====== PROVIDED RECORDS
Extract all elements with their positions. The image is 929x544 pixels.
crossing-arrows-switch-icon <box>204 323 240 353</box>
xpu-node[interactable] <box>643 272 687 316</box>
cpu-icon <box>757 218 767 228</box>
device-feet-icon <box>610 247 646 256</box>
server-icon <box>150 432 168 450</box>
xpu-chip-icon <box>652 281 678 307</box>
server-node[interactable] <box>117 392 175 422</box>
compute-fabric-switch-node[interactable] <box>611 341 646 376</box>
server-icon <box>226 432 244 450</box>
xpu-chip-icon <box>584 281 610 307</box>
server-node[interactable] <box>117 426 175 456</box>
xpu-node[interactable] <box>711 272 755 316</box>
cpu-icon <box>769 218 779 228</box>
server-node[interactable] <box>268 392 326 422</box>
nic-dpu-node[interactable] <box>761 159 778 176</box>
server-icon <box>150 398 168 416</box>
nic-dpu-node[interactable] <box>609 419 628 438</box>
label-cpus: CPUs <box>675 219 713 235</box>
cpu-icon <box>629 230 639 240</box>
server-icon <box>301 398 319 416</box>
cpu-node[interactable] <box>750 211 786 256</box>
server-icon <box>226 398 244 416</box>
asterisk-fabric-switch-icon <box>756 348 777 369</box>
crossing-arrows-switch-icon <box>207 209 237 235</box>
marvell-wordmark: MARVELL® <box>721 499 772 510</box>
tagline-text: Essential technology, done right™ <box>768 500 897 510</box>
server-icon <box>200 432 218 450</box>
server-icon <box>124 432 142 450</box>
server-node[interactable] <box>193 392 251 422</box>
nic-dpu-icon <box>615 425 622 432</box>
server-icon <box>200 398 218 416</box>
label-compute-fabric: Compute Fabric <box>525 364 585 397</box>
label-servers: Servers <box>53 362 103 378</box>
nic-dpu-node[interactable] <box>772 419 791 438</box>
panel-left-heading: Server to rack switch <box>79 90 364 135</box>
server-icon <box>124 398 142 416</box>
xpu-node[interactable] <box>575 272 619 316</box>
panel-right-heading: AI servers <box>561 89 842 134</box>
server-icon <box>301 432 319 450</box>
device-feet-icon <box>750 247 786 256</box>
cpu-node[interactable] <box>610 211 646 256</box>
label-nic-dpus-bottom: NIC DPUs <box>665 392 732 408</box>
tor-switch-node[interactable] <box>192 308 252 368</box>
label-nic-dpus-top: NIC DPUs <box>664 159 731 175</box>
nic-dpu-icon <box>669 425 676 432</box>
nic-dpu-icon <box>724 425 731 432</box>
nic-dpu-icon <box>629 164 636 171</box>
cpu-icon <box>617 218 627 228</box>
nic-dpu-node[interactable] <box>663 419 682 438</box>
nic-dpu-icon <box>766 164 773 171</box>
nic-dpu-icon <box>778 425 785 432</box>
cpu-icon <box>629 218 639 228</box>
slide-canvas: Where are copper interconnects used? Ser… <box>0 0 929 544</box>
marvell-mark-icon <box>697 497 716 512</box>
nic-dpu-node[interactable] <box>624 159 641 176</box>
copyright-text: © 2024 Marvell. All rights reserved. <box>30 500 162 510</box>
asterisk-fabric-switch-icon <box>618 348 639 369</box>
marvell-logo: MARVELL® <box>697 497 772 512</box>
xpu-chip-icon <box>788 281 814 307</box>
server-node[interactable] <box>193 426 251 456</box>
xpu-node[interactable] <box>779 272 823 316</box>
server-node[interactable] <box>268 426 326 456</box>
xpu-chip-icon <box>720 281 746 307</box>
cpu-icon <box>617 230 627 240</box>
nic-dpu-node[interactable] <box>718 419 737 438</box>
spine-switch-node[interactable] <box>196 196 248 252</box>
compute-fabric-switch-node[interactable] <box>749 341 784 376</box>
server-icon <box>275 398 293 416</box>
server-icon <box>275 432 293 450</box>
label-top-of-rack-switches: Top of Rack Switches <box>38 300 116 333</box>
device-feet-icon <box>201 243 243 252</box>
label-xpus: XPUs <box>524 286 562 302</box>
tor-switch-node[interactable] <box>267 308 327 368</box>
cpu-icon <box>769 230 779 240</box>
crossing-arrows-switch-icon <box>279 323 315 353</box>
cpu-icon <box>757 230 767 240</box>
============
## REQUEST
Set down everything in the listing from its first line down to the line that contains "server-icon <box>226 432 244 450</box>", both included, exactly as they appear.

## RESPONSE FOR THIS EXERCISE
Extract all elements with their positions. The image is 929x544 pixels.
crossing-arrows-switch-icon <box>204 323 240 353</box>
xpu-node[interactable] <box>643 272 687 316</box>
cpu-icon <box>757 218 767 228</box>
device-feet-icon <box>610 247 646 256</box>
server-icon <box>150 432 168 450</box>
xpu-chip-icon <box>652 281 678 307</box>
server-node[interactable] <box>117 392 175 422</box>
compute-fabric-switch-node[interactable] <box>611 341 646 376</box>
server-icon <box>226 432 244 450</box>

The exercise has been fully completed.